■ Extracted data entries
....
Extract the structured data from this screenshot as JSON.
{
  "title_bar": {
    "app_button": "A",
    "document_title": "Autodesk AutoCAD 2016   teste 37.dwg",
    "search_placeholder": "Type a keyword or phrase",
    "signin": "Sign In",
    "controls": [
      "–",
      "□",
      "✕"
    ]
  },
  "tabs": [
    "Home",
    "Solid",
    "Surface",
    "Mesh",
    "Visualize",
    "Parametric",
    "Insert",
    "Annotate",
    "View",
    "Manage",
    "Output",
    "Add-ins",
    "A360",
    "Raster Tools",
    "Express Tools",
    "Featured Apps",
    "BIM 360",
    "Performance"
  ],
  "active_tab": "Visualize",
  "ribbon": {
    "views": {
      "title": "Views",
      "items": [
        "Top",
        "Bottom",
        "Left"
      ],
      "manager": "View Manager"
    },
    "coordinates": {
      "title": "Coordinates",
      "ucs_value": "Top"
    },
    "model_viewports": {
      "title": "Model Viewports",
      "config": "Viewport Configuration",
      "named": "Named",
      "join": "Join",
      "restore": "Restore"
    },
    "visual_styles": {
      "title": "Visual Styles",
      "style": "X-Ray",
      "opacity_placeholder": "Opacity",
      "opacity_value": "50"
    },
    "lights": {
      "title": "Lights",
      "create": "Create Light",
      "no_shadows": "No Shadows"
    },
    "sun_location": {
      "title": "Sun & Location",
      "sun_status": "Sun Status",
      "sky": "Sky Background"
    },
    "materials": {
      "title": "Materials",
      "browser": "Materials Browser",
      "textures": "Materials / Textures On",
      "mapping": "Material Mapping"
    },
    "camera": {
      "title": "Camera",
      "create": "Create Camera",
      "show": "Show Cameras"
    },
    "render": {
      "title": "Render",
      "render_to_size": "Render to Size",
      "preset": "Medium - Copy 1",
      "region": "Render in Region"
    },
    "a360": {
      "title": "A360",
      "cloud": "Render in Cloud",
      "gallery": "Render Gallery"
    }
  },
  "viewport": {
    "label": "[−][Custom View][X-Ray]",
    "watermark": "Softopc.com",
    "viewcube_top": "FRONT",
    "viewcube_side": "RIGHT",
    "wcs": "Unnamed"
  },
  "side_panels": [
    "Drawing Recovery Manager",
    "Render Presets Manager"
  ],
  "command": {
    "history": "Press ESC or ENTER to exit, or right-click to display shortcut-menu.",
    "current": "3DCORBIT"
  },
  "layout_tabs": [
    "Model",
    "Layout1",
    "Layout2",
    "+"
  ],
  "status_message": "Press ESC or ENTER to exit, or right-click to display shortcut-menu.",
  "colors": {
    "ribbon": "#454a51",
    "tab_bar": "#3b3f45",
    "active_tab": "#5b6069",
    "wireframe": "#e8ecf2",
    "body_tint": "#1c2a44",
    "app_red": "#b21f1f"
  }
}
....
■ WHAT YOU SHOULD DO
Search the records for the word "click", then list every line that has it.

■ TASK ANSWER
    "history": "Press ESC or ENTER to exit, or right-click to display shortcut-menu.",
  "status_message": "Press ESC or ENTER to exit, or right-click to display shortcut-menu.",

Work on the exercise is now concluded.